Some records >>

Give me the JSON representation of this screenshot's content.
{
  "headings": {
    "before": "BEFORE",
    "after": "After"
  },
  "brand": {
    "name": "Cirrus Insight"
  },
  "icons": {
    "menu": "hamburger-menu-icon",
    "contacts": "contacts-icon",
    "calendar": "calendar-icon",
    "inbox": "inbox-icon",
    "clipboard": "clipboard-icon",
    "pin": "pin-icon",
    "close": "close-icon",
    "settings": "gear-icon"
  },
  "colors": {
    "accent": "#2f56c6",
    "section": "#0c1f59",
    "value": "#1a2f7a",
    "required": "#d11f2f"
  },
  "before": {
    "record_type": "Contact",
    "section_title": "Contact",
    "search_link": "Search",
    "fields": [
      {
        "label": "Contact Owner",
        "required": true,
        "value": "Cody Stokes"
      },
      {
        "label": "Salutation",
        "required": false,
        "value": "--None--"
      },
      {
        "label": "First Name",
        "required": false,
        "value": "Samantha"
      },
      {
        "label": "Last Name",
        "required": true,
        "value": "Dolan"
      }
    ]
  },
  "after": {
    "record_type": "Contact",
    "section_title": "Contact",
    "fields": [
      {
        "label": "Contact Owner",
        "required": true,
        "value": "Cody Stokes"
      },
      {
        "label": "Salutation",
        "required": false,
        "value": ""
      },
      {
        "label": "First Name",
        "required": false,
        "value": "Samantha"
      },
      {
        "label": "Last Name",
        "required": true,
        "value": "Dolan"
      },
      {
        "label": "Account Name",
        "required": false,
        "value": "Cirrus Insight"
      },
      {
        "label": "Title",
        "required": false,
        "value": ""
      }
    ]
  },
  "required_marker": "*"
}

WHAT IS REQUIRED >> Transcribe all entries exactly as they are given.

OUTPUT FOR THIS EXERCISE >>
Give me the JSON representation of this screenshot's content.
{
  "headings": {
    "before": "BEFORE",
    "after": "After"
  },
  "brand": {
    "name": "Cirrus Insight"
  },
  "icons": {
    "menu": "hamburger-menu-icon",
    "contacts": "contacts-icon",
    "calendar": "calendar-icon",
    "inbox": "inbox-icon",
    "clipboard": "clipboard-icon",
    "pin": "pin-icon",
    "close": "close-icon",
    "settings": "gear-icon"
  },
  "colors": {
    "accent": "#2f56c6",
    "section": "#0c1f59",
    "value": "#1a2f7a",
    "required": "#d11f2f"
  },
  "before": {
    "record_type": "Contact",
    "section_title": "Contact",
    "search_link": "Search",
    "fields": [
      {
        "label": "Contact Owner",
        "required": true,
        "value": "Cody Stokes"
      },
      {
        "label": "Salutation",
        "required": false,
        "value": "--None--"
      },
      {
        "label": "First Name",
        "required": false,
        "value": "Samantha"
      },
      {
        "label": "Last Name",
        "required": true,
        "value": "Dolan"
      }
    ]
  },
  "after": {
    "record_type": "Contact",
    "section_title": "Contact",
    "fields": [
      {
        "label": "Contact Owner",
        "required": true,
        "value": "Cody Stokes"
      },
      {
        "label": "Salutation",
        "required": false,
        "value": ""
      },
      {
        "label": "First Name",
        "required": false,
        "value": "Samantha"
      },
      {
        "label": "Last Name",
        "required": true,
        "value": "Dolan"
      },
      {
        "label": "Account Name",
        "required": false,
        "value": "Cirrus Insight"
      },
      {
        "label": "Title",
        "required": false,
        "value": ""
      }
    ]
  },
  "required_marker": "*"
}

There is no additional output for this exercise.